Given records
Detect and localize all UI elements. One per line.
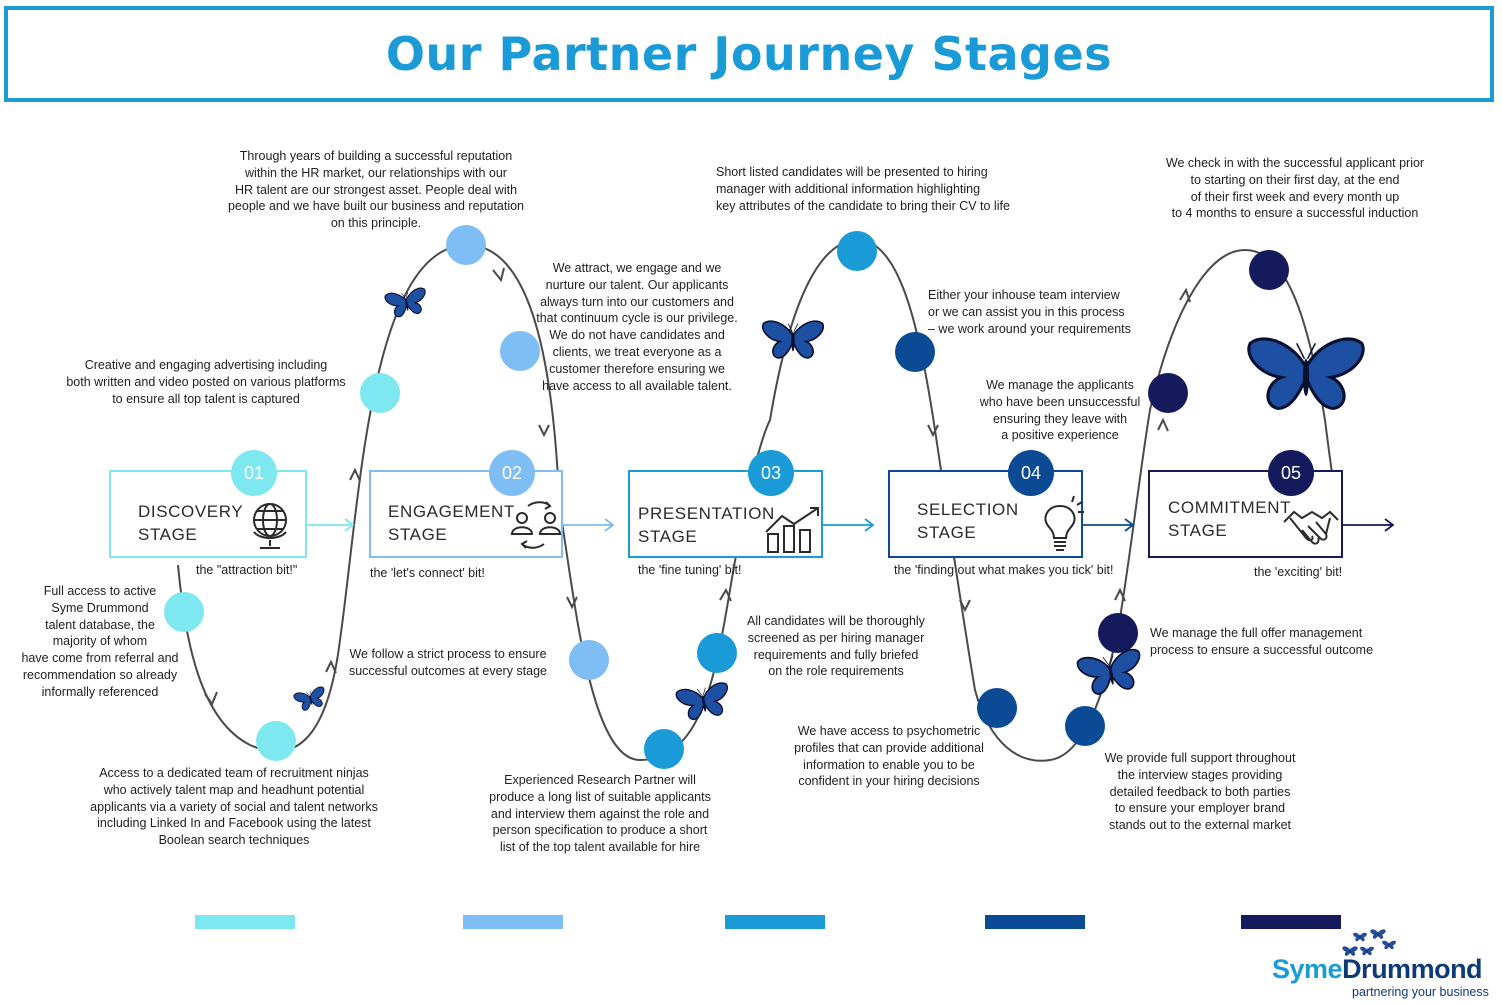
butterfly-icon (1075, 647, 1146, 698)
stage-number-03: 03 (748, 450, 794, 496)
growth-chart-icon (765, 507, 819, 553)
stage-name-discovery: DISCOVERY STAGE (138, 502, 244, 544)
stage-number-04: 04 (1008, 450, 1054, 496)
annotation-shortlist: Short listed candidates will be presente… (716, 165, 1010, 213)
stage-bit-engagement: the 'let's connect' bit! (370, 566, 485, 580)
annotation-process: We follow a strict process to ensure suc… (348, 647, 547, 678)
title-banner: Our Partner Journey Stages (4, 6, 1494, 102)
annotation-checkin: We check in with the successful applican… (1165, 156, 1425, 221)
annotation-unsuccessful: We manage the applicants who have been u… (979, 378, 1141, 443)
page-title: Our Partner Journey Stages (385, 27, 1113, 81)
stage-name-commitment: COMMITMENT STAGE (1168, 498, 1292, 540)
logo-butterfly-icon (1370, 929, 1386, 939)
annotation-screened: All candidates will be thoroughly screen… (747, 614, 925, 679)
stage-name-selection: SELECTION STAGE (917, 500, 1019, 542)
stage-number-01: 01 (231, 450, 277, 496)
curve-nodes (164, 225, 1289, 769)
stage-name-engagement: ENGAGEMENT STAGE (388, 502, 515, 544)
annotation-advertising: Creative and engaging advertising includ… (66, 358, 346, 406)
connect-people-icon (510, 501, 562, 549)
annotation-reputation: Through years of building a successful r… (227, 149, 525, 231)
logo-tagline: partnering your business (1352, 985, 1489, 999)
butterfly-icon (674, 681, 733, 723)
legend-bar-stage5 (1241, 915, 1341, 929)
butterfly-icon (292, 685, 329, 713)
legend-bar-stage2 (463, 915, 563, 929)
stage-bit-selection: the 'finding out what makes you tick' bi… (894, 563, 1114, 577)
logo-wordmark: SymeDrummond (1272, 954, 1483, 985)
logo-name-part2: Drummond (1342, 954, 1483, 984)
stage-bit-discovery: the "attraction bit!" (196, 563, 298, 577)
stage-bit-presentation: the 'fine tuning' bit! (638, 563, 742, 577)
globe-icon (253, 503, 287, 549)
annotation-research: Experienced Research Partner will produc… (489, 773, 711, 855)
legend-bar-stage1 (195, 915, 295, 929)
stage-number-02: 02 (489, 450, 535, 496)
annotation-psychometric: We have access to psychometric profiles … (794, 724, 984, 789)
annotation-ninjas: Access to a dedicated team of recruitmen… (90, 766, 378, 848)
stage-bit-commitment: the 'exciting' bit! (1254, 565, 1343, 579)
annotation-offer: We manage the full offer management proc… (1150, 626, 1374, 657)
legend-bar-stage4 (985, 915, 1085, 929)
legend-bar-stage3 (725, 915, 825, 929)
butterfly-icon (761, 320, 825, 359)
annotation-inhouse: Either your inhouse team interview or we… (928, 288, 1131, 336)
butterfly-icon (1247, 337, 1365, 410)
company-logo: SymeDrummond partnering your business (1272, 952, 1496, 1000)
logo-butterfly-icon (1382, 940, 1396, 950)
stage-name-presentation: PRESENTATION STAGE (638, 504, 775, 546)
logo-butterfly-icon (1353, 932, 1367, 942)
annotation-database: Full access to active Syme Drummond tale… (21, 584, 179, 699)
handshake-icon (1283, 510, 1339, 545)
stage-arrows (306, 518, 1395, 532)
lightbulb-icon (1044, 495, 1084, 551)
logo-name-part1: Syme (1272, 954, 1343, 984)
annotation-attract: We attract, we engage and we nurture our… (536, 261, 738, 393)
annotation-support: We provide full support throughout the i… (1104, 751, 1296, 833)
stage-number-05: 05 (1268, 450, 1314, 496)
stage-box-discovery (109, 470, 307, 558)
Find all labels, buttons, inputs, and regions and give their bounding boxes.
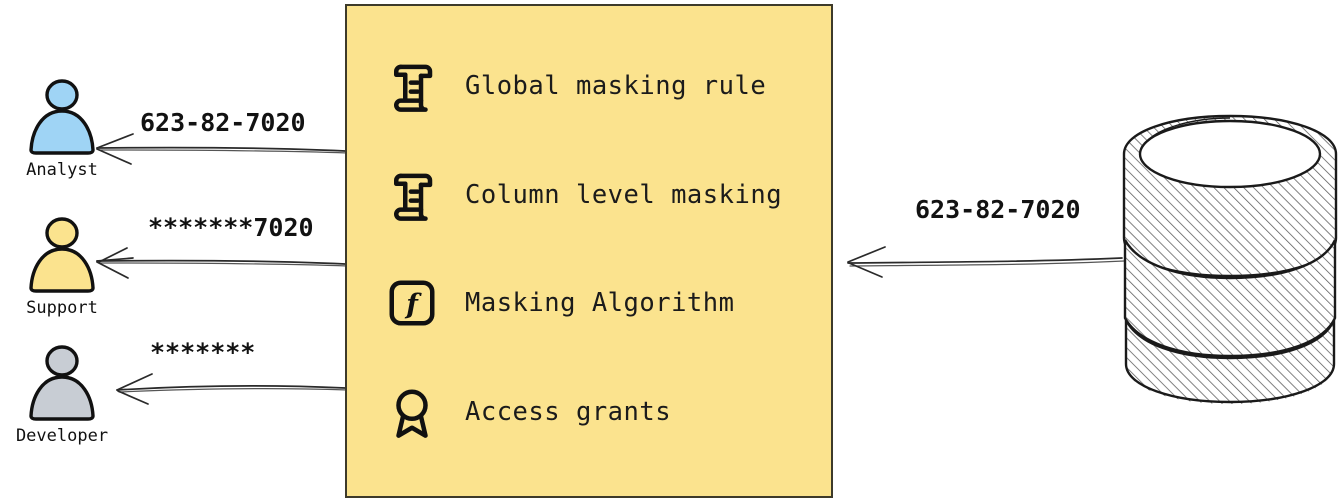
masking-policy-panel: Global masking rule Column level masking bbox=[345, 4, 833, 498]
flow-value-database: 623-82-7020 bbox=[915, 195, 1081, 224]
policy-item-list: Global masking rule Column level masking bbox=[347, 6, 831, 496]
flow-value-support: *******7020 bbox=[148, 213, 314, 242]
person-icon bbox=[29, 79, 95, 155]
scroll-icon bbox=[394, 173, 433, 221]
policy-item-label: Access grants bbox=[465, 396, 672, 427]
flow-value-analyst: 623-82-7020 bbox=[140, 108, 306, 137]
policy-item-label: Column level masking bbox=[465, 179, 783, 210]
policy-item-column-level-masking[interactable]: Column level masking bbox=[347, 147, 831, 243]
svg-text:f: f bbox=[404, 289, 422, 320]
arrow-to-support bbox=[96, 247, 349, 279]
policy-item-global-masking-rule[interactable]: Global masking rule bbox=[347, 38, 831, 134]
actor-label: Analyst bbox=[26, 160, 98, 180]
actor-support: Support bbox=[2, 216, 122, 318]
actor-label: Developer bbox=[15, 426, 109, 446]
actor-analyst: Analyst bbox=[2, 78, 122, 180]
db-tier-top bbox=[1122, 114, 1338, 278]
arrow-to-analyst bbox=[96, 133, 349, 165]
person-icon bbox=[29, 217, 95, 293]
person-icon bbox=[29, 345, 95, 421]
actor-developer: Developer bbox=[2, 344, 122, 446]
scroll-icon bbox=[394, 64, 433, 113]
award-icon bbox=[396, 389, 428, 438]
database-cylinder-icon bbox=[1122, 114, 1338, 404]
flow-value-developer: ******* bbox=[150, 338, 256, 367]
actor-label: Support bbox=[26, 298, 98, 318]
policy-item-label: Masking Algorithm bbox=[465, 288, 735, 319]
policy-item-access-grants[interactable]: Access grants bbox=[347, 364, 831, 460]
arrow-to-developer bbox=[116, 373, 349, 405]
function-icon: f bbox=[389, 280, 435, 326]
policy-item-label: Global masking rule bbox=[465, 71, 767, 102]
policy-item-masking-algorithm[interactable]: f Masking Algorithm bbox=[347, 255, 831, 351]
arrow-db-to-panel bbox=[847, 246, 1125, 278]
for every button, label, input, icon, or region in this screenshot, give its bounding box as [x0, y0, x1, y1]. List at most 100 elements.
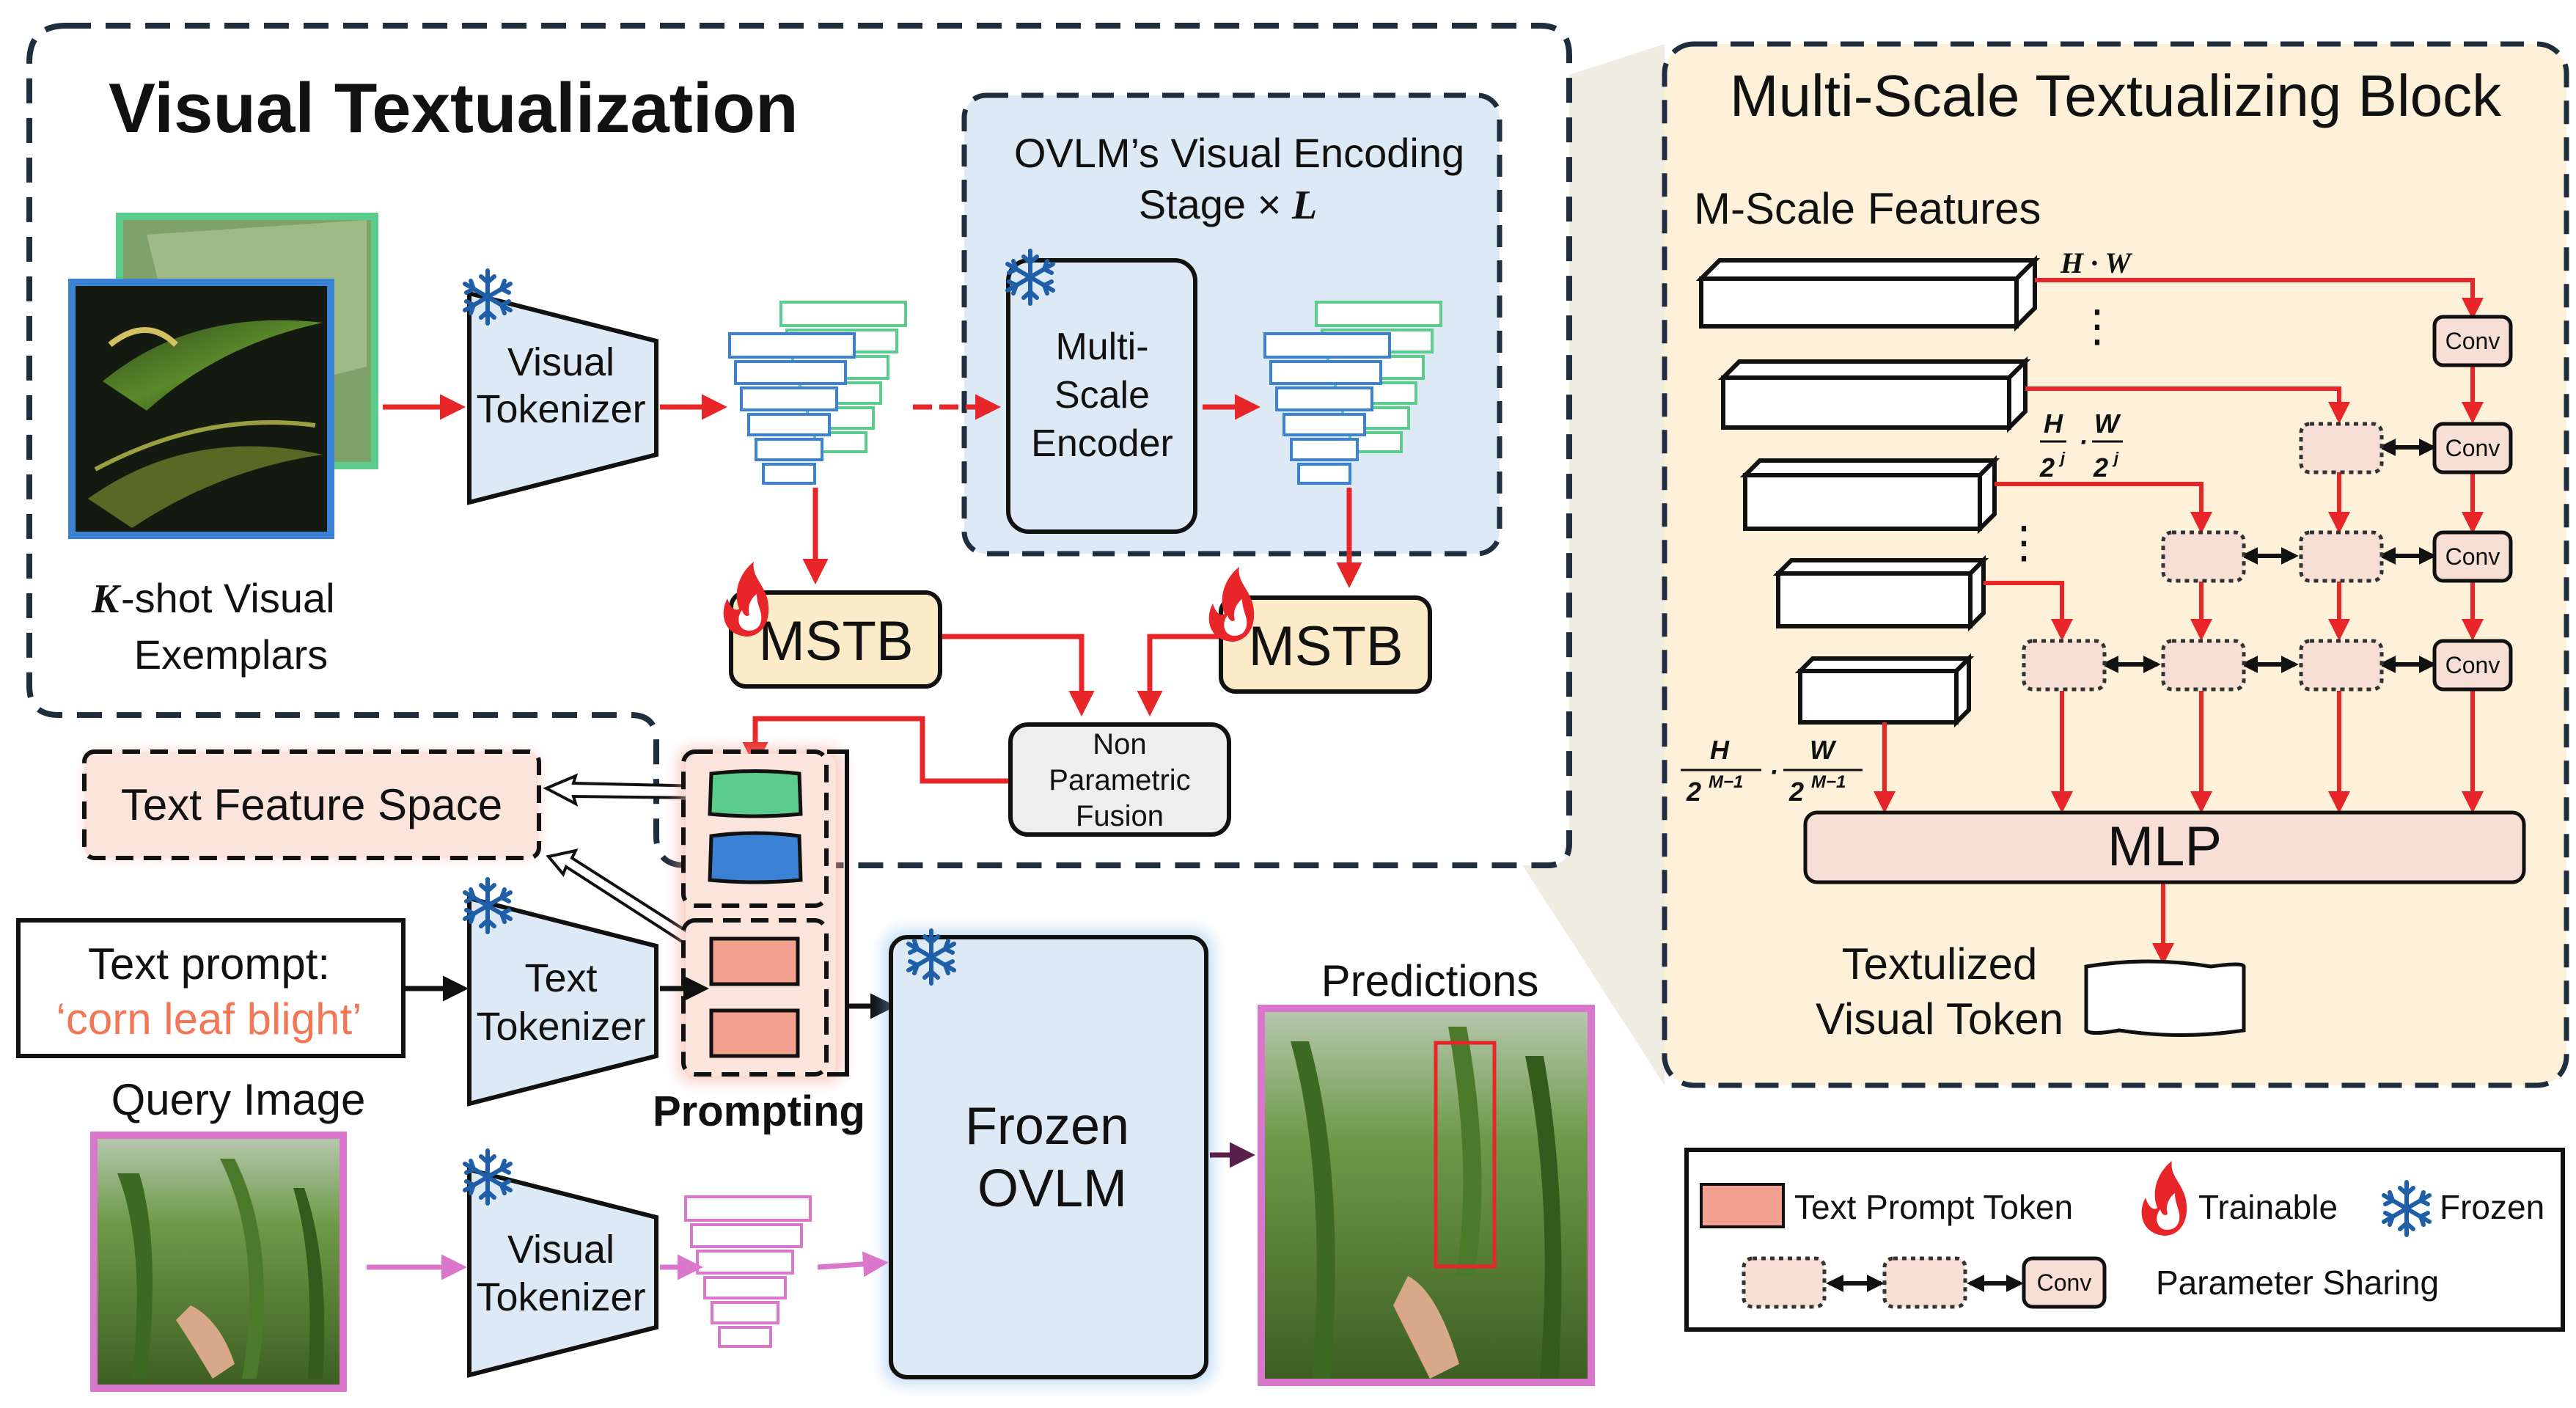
frozen-ovlm-box	[889, 935, 1208, 1379]
text-prompt-token	[709, 936, 800, 986]
prediction-image	[1258, 1005, 1595, 1386]
frac-m-den-w: 2	[1788, 777, 1804, 807]
legend-shared-cell	[1882, 1256, 1967, 1309]
frac-j-dot: ·	[2079, 427, 2088, 457]
output-label-line1: Textulized	[1842, 939, 2038, 989]
encoding-stage-line1: OVLM’s Visual Encoding	[1014, 130, 1464, 176]
shared-cell	[2299, 639, 2384, 692]
legend-text-prompt-swatch	[1700, 1183, 1785, 1228]
visual-tokenizer-bottom	[467, 1167, 658, 1378]
prediction-bounding-box	[1434, 1041, 1497, 1269]
mlp-box	[1803, 810, 2526, 884]
text-prompt-box	[16, 918, 406, 1058]
legend-trainable: Trainable	[2198, 1188, 2338, 1226]
mstb-box-1-label: MSTB	[758, 610, 913, 672]
conv-label: Conv	[2445, 435, 2500, 461]
ellipsis-1: ⋮	[2075, 301, 2119, 351]
feature-bar-1	[1695, 254, 2041, 332]
text-prompt-label: Text prompt:	[88, 939, 330, 989]
visual-tokenizer-top	[467, 290, 658, 505]
shared-cell	[2022, 639, 2107, 692]
feature-bar-4	[1772, 554, 1989, 632]
feature-bar-2	[1717, 356, 2031, 433]
frac-j-exp-w: j	[2112, 449, 2119, 467]
exemplars-label-line1: -shot Visual	[121, 575, 335, 621]
text-prompt-value: ‘corn leaf blight’	[56, 994, 362, 1044]
prompting-bracket	[827, 749, 849, 1077]
visual-tokenizer-top-line2: Tokenizer	[476, 387, 645, 431]
conv-box	[2432, 422, 2513, 474]
visual-token-blue	[708, 831, 803, 884]
mstb-detail-panel: Multi-Scale Textualizing Block M-Scale F…	[1437, 41, 2569, 1088]
encoder-line1: Multi-	[1055, 326, 1148, 368]
frac-j-den-h: 2	[2039, 452, 2055, 483]
mlp-label: MLP	[2107, 815, 2222, 878]
conv-box	[2432, 315, 2513, 367]
text-tokenizer-line2: Tokenizer	[476, 1005, 645, 1049]
conv-label: Conv	[2445, 543, 2500, 570]
frac-m-dot: ·	[1769, 757, 1778, 787]
mstb-box-2	[1219, 595, 1432, 694]
fusion-line2: Parametric	[1049, 764, 1190, 796]
legend: Text Prompt Token Trainable Frozen Conv …	[1684, 1148, 2565, 1332]
shared-conv-cells	[2022, 422, 2384, 692]
query-feature-pyramid	[684, 1195, 812, 1348]
query-image-label: Query Image	[111, 1075, 366, 1124]
text-feature-space-box	[82, 749, 541, 860]
mstb-title: Multi-Scale Textualizing Block	[1730, 63, 2502, 128]
query-image	[90, 1132, 347, 1392]
scale-m-label: H 2 M−1 · W 2 M−1	[1681, 735, 1863, 807]
frac-m-numerator-h: H	[1710, 735, 1730, 765]
scale-j-label: H 2 j · W 2 j	[2039, 408, 2123, 483]
text-prompt-token	[709, 1008, 800, 1058]
frozen-ovlm-line1: Frozen	[965, 1097, 1129, 1156]
textualized-token-shape	[2084, 959, 2246, 1037]
frac-j-numerator-w: W	[2094, 408, 2121, 439]
feature-bar-5	[1794, 653, 1975, 728]
legend-parameter-sharing: Parameter Sharing	[2156, 1264, 2439, 1302]
legend-text-prompt-token: Text Prompt Token	[1794, 1188, 2073, 1226]
legend-conv-box	[2022, 1256, 2107, 1309]
frac-m-numerator-w: W	[1810, 735, 1837, 765]
predictions-label: Predictions	[1321, 956, 1539, 1005]
multi-scale-encoder-box	[1006, 258, 1197, 534]
conv-label: Conv	[2445, 328, 2500, 354]
text-tokenizer-line1: Text	[524, 956, 597, 1000]
shared-cell	[2161, 530, 2246, 583]
query-flow-arrows	[367, 1251, 889, 1280]
frac-j-numerator-h: H	[2044, 408, 2063, 439]
shared-cell	[2299, 422, 2384, 474]
prompting-label: Prompting	[653, 1088, 865, 1135]
frac-j-exp-h: j	[2058, 449, 2066, 467]
feature-bar-3	[1739, 455, 2000, 535]
visual-textualization-title: Visual Textualization	[109, 69, 799, 147]
fusion-line3: Fusion	[1076, 800, 1164, 832]
text-feature-space-label: Text Feature Space	[121, 780, 502, 829]
visual-prompt-token-group	[681, 749, 829, 908]
conv-label: Conv	[2445, 652, 2500, 678]
encoder-line3: Encoder	[1031, 422, 1173, 465]
feature-bars	[1695, 254, 2041, 728]
mstb-red-arrows	[1874, 278, 2484, 965]
legend-conv-label: Conv	[2037, 1269, 2092, 1296]
non-parametric-fusion-box	[1008, 722, 1231, 837]
visual-tokenizer-bottom-line1: Visual	[507, 1228, 614, 1272]
shared-cell	[2161, 639, 2246, 692]
conv-column: Conv Conv Conv Conv	[2432, 315, 2513, 692]
exemplar-images	[68, 213, 378, 539]
text-tokenizer	[467, 895, 658, 1107]
shared-cell	[2299, 530, 2384, 583]
conv-box	[2432, 639, 2513, 692]
frozen-ovlm-line2: OVLM	[977, 1159, 1127, 1218]
visual-tokenizer-bottom-line2: Tokenizer	[476, 1275, 645, 1319]
visual-tokenizer-top-line1: Visual	[507, 340, 614, 384]
visual-token-green	[708, 769, 803, 818]
frac-m-den-h: 2	[1686, 777, 1701, 807]
fusion-line1: Non	[1093, 728, 1146, 760]
top-flow-arrows	[383, 394, 1362, 784]
mstb-box-1	[729, 590, 942, 689]
mstb-box-2-label: MSTB	[1248, 615, 1403, 678]
encoding-stage-line2: Stage ×	[1139, 181, 1282, 227]
encoding-stage-L: L	[1291, 183, 1317, 228]
ellipsis-2: ⋮	[2002, 518, 2046, 567]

What to work on
Can you rewrite the part of the listing that opens with the line containing "butterfly-icon (1075, 647, 1146, 698)" and closes with the line containing "logo-name-part2: Drummond (1342, 954, 1483, 984)", changing "legend-bar" to "legend-strip" and leaving everything else as it is?

Correct result
butterfly-icon (1075, 647, 1146, 698)
stage-number-03: 03 (748, 450, 794, 496)
growth-chart-icon (765, 507, 819, 553)
stage-name-discovery: DISCOVERY STAGE (138, 502, 244, 544)
stage-number-04: 04 (1008, 450, 1054, 496)
annotation-shortlist: Short listed candidates will be presente… (716, 165, 1010, 213)
stage-bit-engagement: the 'let's connect' bit! (370, 566, 485, 580)
annotation-process: We follow a strict process to ensure suc… (348, 647, 547, 678)
title-banner: Our Partner Journey Stages (4, 6, 1494, 102)
annotation-checkin: We check in with the successful applican… (1165, 156, 1425, 221)
annotation-unsuccessful: We manage the applicants who have been u… (979, 378, 1141, 443)
page-title: Our Partner Journey Stages (385, 27, 1113, 81)
stage-name-commitment: COMMITMENT STAGE (1168, 498, 1292, 540)
logo-butterfly-icon (1370, 929, 1386, 939)
annotation-screened: All candidates will be thoroughly screen… (747, 614, 925, 679)
stage-name-selection: SELECTION STAGE (917, 500, 1019, 542)
stage-number-01: 01 (231, 450, 277, 496)
curve-nodes (164, 225, 1289, 769)
stage-name-engagement: ENGAGEMENT STAGE (388, 502, 515, 544)
annotation-advertising: Creative and engaging advertising includ… (66, 358, 346, 406)
connect-people-icon (510, 501, 562, 549)
annotation-reputation: Through years of building a successful r… (227, 149, 525, 231)
logo-tagline: partnering your business (1352, 985, 1489, 999)
butterfly-icon (674, 681, 733, 723)
legend-strip-stage5 (1241, 915, 1341, 929)
butterfly-icon (292, 685, 329, 713)
legend-strip-stage2 (463, 915, 563, 929)
stage-bit-selection: the 'finding out what makes you tick' bi… (894, 563, 1114, 577)
logo-wordmark: SymeDrummond (1272, 954, 1483, 985)
logo-name-part2: Drummond (1342, 954, 1483, 984)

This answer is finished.